::: EXTRACTED INFORMATION

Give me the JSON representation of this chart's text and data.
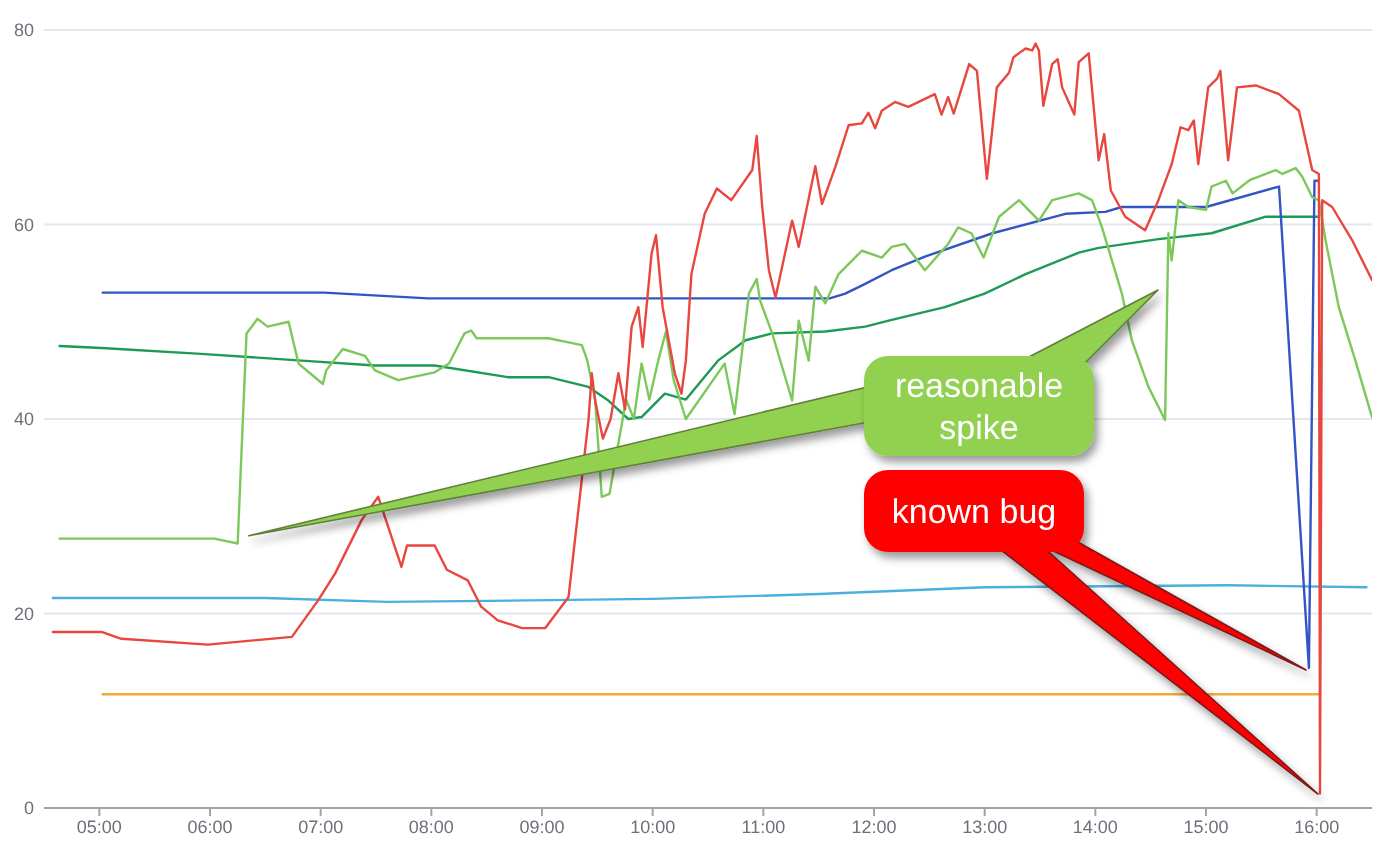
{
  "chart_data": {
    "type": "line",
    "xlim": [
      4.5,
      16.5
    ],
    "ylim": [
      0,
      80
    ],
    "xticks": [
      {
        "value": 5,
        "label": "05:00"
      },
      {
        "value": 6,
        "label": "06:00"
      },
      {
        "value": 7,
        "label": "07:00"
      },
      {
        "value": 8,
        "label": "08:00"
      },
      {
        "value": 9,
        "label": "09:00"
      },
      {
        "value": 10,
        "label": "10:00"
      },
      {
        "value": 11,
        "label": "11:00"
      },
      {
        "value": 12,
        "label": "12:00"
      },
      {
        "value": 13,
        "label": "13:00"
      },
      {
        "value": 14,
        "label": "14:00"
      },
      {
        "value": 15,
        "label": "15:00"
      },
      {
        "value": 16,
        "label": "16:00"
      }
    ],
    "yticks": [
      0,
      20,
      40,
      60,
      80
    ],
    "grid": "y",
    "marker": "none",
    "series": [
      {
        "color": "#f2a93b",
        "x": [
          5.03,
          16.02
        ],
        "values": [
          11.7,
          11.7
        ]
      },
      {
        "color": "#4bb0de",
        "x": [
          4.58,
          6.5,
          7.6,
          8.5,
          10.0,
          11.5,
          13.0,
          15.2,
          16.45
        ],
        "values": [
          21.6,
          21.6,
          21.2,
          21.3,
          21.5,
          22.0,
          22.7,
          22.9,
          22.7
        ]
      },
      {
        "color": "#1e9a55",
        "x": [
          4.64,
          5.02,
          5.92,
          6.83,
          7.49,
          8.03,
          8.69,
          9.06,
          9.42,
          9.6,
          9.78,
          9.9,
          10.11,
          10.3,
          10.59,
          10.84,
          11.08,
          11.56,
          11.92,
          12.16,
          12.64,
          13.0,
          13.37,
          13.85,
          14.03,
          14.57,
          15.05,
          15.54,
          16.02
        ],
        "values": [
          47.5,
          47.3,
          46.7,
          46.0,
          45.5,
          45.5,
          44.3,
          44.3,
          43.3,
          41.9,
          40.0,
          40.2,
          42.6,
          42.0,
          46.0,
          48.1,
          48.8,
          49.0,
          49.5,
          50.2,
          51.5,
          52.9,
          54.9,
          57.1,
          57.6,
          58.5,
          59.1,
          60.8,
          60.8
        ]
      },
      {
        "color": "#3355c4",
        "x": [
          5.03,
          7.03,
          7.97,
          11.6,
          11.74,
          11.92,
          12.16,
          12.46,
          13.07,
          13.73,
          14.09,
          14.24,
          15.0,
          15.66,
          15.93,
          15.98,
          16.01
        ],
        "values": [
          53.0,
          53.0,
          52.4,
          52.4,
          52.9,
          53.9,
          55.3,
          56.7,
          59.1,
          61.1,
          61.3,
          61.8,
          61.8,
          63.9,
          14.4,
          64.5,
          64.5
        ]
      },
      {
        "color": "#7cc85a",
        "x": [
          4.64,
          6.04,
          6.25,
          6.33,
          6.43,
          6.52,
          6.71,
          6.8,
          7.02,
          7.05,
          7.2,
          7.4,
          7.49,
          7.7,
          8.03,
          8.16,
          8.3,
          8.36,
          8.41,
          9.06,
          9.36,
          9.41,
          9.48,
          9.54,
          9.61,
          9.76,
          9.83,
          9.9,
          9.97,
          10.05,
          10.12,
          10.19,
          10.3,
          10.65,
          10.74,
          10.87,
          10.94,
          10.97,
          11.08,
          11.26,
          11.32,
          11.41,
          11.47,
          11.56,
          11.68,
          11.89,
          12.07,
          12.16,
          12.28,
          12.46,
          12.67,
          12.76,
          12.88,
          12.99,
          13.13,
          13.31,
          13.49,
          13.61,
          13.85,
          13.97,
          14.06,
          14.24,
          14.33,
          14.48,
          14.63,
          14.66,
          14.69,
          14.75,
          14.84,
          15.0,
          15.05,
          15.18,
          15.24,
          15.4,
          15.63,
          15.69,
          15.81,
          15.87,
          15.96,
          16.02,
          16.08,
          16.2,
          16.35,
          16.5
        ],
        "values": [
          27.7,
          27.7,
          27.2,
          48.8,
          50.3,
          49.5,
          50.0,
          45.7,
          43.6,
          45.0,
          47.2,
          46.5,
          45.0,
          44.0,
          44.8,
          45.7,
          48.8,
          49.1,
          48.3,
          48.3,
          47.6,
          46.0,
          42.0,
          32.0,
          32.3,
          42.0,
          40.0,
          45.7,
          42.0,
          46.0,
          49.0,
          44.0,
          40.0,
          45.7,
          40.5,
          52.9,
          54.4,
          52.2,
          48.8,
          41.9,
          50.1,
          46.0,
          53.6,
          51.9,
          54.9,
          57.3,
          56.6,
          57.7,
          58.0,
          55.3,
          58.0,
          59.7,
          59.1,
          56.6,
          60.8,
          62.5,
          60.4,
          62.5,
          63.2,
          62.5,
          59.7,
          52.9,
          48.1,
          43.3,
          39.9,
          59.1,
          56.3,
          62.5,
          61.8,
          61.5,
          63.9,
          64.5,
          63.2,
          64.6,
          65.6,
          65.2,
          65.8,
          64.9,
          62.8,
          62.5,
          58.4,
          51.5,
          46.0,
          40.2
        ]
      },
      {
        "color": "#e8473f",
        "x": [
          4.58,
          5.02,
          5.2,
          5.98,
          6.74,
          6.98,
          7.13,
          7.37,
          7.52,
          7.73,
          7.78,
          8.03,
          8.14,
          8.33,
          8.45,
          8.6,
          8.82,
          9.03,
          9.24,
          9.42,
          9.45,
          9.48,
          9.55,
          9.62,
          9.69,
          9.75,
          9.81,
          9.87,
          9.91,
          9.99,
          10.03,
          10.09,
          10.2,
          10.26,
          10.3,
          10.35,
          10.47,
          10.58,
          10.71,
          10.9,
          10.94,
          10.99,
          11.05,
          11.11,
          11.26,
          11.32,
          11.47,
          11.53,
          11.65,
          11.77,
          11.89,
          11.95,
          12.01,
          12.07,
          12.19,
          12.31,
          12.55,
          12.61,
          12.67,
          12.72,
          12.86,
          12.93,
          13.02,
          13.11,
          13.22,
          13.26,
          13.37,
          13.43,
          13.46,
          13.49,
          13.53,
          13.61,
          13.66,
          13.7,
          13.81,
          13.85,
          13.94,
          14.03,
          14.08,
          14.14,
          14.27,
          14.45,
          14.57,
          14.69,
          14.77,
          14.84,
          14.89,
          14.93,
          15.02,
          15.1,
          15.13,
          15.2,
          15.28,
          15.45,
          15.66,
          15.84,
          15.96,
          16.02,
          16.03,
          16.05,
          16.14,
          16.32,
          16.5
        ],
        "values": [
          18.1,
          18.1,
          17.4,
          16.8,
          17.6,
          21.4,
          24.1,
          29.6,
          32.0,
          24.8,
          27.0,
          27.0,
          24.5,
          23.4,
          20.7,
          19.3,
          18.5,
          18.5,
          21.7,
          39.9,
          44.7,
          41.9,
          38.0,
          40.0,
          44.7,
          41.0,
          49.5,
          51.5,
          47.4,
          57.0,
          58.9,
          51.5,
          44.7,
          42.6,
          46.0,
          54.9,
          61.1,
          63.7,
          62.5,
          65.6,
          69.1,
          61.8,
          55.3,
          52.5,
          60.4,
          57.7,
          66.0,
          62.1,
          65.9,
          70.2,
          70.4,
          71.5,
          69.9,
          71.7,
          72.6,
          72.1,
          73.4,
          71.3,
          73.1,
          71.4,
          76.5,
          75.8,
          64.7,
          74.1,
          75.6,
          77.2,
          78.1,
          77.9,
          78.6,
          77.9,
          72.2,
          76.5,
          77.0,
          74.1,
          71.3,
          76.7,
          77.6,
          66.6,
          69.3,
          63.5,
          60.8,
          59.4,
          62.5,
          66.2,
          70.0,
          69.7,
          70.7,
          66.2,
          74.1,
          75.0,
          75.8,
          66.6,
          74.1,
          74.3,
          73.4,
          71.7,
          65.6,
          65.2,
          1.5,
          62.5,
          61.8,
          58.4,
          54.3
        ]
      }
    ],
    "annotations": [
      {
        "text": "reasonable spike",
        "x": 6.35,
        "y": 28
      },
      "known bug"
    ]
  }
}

::::::
::: EXTRACTED INFORMATION

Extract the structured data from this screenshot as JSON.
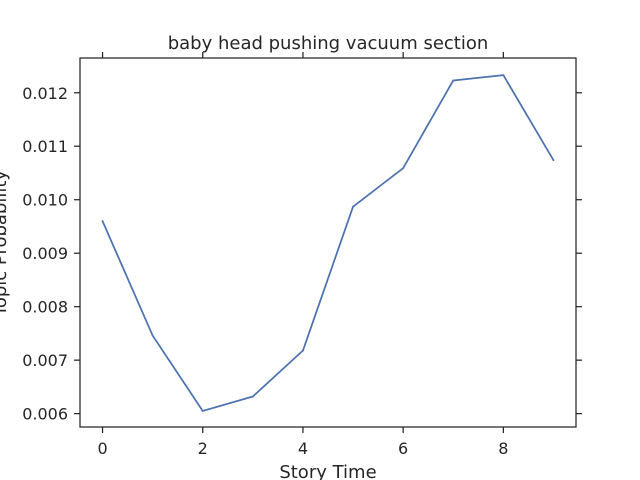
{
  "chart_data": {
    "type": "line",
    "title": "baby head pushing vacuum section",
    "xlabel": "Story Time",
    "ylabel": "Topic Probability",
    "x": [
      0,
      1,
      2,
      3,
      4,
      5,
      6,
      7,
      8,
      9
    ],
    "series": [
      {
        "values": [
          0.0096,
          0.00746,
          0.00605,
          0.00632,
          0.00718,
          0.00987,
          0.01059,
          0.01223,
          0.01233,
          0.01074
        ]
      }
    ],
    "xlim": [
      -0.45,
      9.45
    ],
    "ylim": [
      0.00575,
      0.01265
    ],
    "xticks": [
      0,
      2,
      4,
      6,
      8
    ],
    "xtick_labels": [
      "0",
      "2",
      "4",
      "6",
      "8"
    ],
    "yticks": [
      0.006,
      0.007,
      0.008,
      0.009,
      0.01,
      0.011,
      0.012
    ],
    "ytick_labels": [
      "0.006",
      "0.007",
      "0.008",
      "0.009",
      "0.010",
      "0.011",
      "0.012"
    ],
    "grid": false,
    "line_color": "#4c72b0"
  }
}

::::::

■ GOAL
Copy out every line from the records that has the word "this".

■ PROBLEM SOLUTION
Give me the JSON representation of this chart's text and data.
Extract the structured data from this screenshot as JSON.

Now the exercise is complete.